→ **Directive**: Identify the lines that contain the string "Create" and copy all of them.

→ **Data records**:
-- -- --

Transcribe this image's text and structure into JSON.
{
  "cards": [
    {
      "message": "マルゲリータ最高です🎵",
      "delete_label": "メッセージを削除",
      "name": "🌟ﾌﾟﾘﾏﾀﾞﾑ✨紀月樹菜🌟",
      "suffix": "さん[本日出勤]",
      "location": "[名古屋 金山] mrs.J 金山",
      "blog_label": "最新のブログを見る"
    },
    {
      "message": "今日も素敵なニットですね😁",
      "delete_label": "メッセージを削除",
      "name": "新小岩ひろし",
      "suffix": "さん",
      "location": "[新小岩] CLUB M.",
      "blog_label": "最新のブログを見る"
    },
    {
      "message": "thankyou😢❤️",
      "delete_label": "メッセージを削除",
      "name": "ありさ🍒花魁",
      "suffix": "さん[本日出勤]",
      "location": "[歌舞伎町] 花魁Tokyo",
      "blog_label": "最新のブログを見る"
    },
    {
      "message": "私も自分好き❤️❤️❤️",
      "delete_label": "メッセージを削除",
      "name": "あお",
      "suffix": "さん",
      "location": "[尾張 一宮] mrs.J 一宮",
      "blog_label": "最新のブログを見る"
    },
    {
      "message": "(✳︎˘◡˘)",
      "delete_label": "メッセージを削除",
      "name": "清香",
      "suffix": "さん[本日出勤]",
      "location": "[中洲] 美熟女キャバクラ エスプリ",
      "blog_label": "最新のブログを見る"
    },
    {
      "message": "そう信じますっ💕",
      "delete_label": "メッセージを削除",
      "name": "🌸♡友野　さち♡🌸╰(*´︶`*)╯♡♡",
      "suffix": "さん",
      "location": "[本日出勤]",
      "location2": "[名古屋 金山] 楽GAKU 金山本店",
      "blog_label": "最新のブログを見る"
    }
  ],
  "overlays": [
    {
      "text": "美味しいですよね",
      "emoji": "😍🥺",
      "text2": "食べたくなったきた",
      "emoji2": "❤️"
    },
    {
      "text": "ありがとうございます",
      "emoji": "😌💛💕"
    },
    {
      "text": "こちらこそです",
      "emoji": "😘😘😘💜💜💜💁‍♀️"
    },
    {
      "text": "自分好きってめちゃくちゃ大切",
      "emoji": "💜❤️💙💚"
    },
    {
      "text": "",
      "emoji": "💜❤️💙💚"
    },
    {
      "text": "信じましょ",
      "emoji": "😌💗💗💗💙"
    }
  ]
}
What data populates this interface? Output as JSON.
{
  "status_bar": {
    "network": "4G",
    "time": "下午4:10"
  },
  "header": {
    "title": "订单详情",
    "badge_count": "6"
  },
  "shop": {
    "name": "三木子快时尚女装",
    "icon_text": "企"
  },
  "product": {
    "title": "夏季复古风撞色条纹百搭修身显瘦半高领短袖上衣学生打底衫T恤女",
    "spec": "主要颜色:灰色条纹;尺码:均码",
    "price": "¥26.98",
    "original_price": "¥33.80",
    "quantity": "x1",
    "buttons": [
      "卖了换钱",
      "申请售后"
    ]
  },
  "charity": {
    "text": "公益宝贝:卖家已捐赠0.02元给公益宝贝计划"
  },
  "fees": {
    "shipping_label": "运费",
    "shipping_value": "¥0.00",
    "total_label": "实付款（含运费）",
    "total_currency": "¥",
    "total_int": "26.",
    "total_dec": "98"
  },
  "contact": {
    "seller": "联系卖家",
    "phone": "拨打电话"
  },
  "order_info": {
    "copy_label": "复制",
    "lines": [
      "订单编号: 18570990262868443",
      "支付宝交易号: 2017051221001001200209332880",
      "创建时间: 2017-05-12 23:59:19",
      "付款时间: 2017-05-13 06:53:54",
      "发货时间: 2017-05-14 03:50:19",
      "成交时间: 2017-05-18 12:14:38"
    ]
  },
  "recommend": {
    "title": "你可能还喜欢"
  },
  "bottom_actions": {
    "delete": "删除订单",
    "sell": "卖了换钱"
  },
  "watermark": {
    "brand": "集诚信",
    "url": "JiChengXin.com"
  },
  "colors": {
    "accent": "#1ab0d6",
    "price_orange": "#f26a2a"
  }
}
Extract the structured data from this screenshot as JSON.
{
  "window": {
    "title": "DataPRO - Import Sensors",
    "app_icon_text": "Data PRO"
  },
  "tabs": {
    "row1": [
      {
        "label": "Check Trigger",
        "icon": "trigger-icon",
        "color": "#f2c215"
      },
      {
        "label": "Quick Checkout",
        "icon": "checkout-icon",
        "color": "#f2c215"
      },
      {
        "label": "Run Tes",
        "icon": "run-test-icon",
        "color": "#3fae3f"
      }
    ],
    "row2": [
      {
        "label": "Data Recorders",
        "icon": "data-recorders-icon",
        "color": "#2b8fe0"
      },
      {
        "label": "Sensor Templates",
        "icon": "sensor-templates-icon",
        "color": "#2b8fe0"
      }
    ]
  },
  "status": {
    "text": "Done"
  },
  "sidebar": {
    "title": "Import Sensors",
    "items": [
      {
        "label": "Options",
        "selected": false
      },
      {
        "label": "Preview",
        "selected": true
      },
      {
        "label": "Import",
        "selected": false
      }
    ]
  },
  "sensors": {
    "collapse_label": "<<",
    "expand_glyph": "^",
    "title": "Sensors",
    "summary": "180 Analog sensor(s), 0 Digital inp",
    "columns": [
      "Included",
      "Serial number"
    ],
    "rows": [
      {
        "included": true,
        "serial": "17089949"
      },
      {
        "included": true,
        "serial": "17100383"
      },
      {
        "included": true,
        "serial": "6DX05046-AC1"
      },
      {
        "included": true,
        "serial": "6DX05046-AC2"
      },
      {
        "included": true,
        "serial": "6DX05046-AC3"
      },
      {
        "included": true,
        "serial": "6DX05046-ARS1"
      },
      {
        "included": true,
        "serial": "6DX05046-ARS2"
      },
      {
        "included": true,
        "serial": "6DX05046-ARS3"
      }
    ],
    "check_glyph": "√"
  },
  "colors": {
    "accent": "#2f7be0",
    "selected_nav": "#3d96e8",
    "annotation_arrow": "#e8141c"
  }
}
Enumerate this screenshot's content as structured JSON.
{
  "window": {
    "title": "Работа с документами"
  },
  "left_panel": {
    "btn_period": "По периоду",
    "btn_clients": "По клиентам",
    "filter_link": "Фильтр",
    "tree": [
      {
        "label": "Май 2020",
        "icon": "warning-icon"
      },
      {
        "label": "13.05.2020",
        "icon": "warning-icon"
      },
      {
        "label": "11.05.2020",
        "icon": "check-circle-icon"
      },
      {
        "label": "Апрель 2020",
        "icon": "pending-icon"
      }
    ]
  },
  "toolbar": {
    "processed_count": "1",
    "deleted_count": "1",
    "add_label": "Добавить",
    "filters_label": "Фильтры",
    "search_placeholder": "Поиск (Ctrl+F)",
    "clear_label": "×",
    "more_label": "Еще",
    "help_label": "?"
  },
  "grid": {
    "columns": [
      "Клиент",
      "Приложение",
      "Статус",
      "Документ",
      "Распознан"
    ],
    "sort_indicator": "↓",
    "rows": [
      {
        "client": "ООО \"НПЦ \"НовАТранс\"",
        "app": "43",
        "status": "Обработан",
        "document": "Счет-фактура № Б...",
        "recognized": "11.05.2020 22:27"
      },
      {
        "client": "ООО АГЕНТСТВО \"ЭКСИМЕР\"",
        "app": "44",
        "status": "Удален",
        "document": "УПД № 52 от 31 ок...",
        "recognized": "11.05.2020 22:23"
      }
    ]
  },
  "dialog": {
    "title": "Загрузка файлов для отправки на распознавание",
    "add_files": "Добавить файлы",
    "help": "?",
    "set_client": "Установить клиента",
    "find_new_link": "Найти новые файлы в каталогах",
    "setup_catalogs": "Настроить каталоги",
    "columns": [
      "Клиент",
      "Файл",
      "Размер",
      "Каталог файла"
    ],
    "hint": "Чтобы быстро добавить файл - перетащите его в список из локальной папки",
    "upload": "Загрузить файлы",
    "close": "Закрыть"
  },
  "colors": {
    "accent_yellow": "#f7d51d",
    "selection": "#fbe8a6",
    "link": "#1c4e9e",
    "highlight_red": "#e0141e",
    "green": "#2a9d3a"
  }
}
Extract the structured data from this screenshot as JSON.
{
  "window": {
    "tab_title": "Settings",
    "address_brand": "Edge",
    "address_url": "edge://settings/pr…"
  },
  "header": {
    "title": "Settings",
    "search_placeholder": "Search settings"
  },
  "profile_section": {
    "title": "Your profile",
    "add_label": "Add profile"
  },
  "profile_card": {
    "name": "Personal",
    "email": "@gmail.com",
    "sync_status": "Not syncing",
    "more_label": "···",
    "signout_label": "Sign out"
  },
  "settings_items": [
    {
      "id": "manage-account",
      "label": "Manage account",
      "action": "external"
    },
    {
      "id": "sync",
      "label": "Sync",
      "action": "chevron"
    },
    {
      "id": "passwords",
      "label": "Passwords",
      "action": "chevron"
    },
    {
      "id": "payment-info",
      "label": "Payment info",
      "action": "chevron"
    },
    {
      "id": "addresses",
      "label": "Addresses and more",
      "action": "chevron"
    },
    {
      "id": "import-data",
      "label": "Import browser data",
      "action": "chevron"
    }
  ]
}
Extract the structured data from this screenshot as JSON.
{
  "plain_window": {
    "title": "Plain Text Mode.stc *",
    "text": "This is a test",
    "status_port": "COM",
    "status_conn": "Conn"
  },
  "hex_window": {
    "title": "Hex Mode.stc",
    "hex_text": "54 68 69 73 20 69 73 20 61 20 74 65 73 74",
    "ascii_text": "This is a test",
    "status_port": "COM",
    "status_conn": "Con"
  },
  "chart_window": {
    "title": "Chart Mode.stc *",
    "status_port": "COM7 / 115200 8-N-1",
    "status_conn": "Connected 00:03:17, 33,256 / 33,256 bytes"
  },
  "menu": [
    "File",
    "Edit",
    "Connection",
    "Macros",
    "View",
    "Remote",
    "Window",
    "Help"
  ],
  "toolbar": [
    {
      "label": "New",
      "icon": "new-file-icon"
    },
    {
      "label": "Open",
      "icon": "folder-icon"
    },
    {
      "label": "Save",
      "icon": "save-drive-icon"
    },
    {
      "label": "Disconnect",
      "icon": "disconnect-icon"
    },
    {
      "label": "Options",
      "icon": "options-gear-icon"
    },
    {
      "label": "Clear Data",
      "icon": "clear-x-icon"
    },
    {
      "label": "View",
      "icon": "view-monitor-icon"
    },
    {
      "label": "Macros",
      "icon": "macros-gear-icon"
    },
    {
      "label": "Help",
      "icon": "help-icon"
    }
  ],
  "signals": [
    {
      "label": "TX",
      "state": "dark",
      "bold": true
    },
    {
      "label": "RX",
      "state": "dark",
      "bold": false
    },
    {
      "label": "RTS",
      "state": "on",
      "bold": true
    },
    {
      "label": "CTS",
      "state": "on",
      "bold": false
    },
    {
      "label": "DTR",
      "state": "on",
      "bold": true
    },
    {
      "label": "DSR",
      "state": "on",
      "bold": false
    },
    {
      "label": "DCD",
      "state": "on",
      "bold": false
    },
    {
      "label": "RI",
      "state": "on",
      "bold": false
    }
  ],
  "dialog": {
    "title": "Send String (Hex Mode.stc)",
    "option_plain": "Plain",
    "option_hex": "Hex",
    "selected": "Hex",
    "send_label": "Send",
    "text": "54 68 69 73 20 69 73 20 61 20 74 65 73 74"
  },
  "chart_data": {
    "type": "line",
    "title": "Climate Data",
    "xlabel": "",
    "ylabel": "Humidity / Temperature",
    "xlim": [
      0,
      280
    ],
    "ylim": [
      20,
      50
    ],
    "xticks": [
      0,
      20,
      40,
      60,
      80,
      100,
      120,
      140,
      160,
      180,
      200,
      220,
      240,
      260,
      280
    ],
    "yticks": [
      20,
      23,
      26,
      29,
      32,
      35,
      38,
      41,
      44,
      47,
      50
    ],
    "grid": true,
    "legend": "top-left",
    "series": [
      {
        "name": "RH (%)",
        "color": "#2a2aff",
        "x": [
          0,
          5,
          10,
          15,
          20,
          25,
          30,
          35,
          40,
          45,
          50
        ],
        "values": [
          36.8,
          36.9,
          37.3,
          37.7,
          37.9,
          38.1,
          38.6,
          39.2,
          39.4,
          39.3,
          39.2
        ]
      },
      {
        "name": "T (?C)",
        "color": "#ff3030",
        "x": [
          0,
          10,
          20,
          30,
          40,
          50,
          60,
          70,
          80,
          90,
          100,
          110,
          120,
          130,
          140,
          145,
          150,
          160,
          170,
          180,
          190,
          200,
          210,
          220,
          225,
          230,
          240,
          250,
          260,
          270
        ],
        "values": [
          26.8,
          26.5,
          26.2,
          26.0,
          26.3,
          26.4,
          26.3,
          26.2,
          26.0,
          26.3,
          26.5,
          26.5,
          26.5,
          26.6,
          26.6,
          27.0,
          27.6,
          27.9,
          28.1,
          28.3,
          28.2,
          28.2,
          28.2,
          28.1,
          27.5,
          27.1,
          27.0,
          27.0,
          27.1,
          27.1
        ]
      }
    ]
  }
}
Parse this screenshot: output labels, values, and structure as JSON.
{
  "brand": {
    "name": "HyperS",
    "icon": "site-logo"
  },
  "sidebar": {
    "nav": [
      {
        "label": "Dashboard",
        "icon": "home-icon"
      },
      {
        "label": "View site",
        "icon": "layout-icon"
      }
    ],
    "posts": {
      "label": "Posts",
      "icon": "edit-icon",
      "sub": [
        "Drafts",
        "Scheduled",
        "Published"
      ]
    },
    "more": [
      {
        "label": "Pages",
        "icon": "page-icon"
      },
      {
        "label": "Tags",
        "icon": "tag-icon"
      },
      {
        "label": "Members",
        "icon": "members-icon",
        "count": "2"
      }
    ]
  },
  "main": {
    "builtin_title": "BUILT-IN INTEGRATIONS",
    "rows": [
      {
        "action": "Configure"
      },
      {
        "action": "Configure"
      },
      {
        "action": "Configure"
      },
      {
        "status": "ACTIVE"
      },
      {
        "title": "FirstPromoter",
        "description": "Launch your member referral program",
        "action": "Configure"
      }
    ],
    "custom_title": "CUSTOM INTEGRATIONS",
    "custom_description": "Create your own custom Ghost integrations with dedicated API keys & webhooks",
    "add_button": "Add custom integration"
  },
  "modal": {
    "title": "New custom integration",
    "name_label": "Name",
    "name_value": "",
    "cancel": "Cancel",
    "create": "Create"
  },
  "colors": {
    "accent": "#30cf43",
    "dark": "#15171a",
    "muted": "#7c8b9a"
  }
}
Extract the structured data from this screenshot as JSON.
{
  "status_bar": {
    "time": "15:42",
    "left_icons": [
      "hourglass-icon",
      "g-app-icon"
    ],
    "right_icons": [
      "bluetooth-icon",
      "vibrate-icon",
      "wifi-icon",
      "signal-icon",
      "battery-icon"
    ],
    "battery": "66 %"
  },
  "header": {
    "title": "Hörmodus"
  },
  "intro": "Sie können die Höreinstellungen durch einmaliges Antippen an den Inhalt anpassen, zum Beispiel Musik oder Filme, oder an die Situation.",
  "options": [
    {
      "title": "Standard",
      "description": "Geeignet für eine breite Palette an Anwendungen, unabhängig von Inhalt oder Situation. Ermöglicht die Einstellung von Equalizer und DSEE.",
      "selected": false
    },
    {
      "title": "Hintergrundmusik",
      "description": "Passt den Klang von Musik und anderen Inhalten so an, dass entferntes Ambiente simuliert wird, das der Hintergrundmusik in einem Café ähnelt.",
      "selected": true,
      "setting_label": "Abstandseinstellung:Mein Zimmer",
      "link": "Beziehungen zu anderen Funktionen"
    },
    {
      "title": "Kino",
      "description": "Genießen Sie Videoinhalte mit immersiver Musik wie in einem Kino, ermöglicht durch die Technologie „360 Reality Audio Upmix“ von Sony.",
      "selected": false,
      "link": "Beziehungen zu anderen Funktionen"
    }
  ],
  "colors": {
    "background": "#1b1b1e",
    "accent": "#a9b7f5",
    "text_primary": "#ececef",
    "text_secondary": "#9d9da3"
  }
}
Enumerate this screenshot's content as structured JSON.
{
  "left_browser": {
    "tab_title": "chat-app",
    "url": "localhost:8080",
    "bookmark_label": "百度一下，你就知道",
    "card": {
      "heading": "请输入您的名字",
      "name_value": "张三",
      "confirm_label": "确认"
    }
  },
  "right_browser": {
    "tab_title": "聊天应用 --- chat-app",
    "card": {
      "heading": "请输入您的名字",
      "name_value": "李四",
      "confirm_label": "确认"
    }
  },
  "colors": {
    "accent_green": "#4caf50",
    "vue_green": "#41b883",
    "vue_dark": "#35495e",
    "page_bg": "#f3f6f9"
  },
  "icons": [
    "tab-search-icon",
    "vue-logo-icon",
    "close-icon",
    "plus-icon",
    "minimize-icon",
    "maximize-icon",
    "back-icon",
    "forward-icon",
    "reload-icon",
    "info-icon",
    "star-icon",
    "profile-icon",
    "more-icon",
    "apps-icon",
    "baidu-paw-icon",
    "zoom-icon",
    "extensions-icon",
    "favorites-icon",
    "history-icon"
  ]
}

-- -- --

→ **Task output**:
    "custom_description": "Create your own custom Ghost integrations with dedicated API keys & webhooks",
    "create": "Create"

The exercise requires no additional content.